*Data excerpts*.
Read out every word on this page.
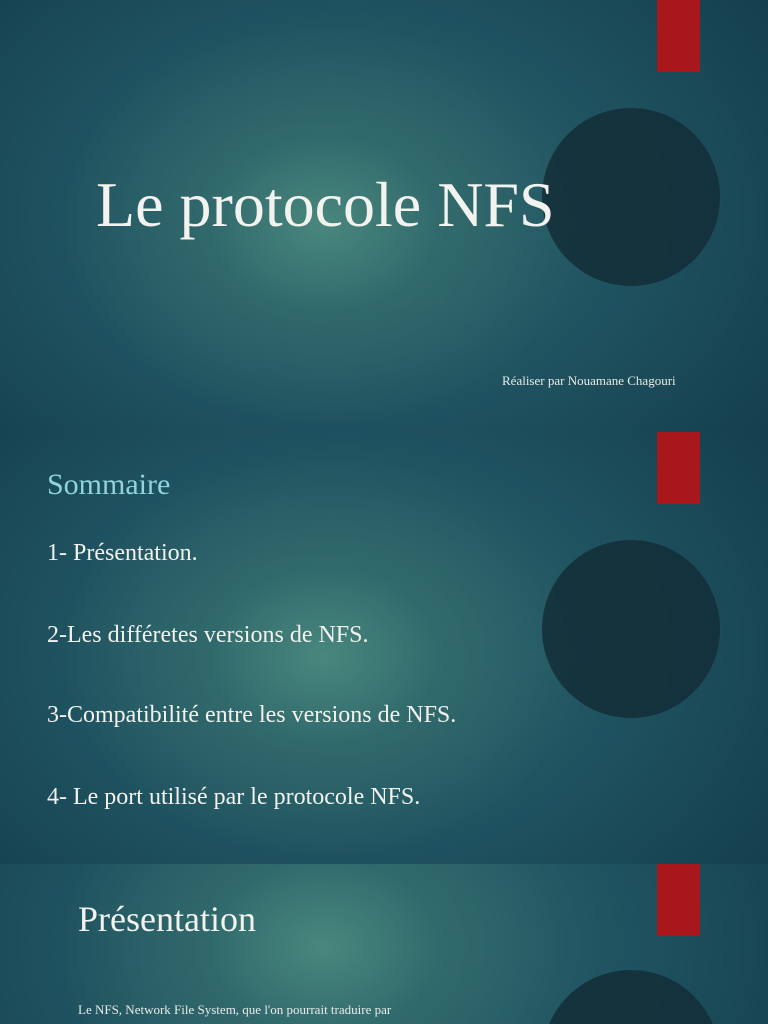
Le protocole NFS
Réaliser par Nouamane Chagouri
Sommaire
1- Présentation.
2-Les différetes versions de NFS.
3-Compatibilité entre les versions de NFS.
4- Le port utilisé par le protocole NFS.
Présentation
Le NFS, Network File System, que l'on pourrait traduire par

*Problem statement*.
From the material, report only how many lines include the word "versions".

*Output for this exercise*.
2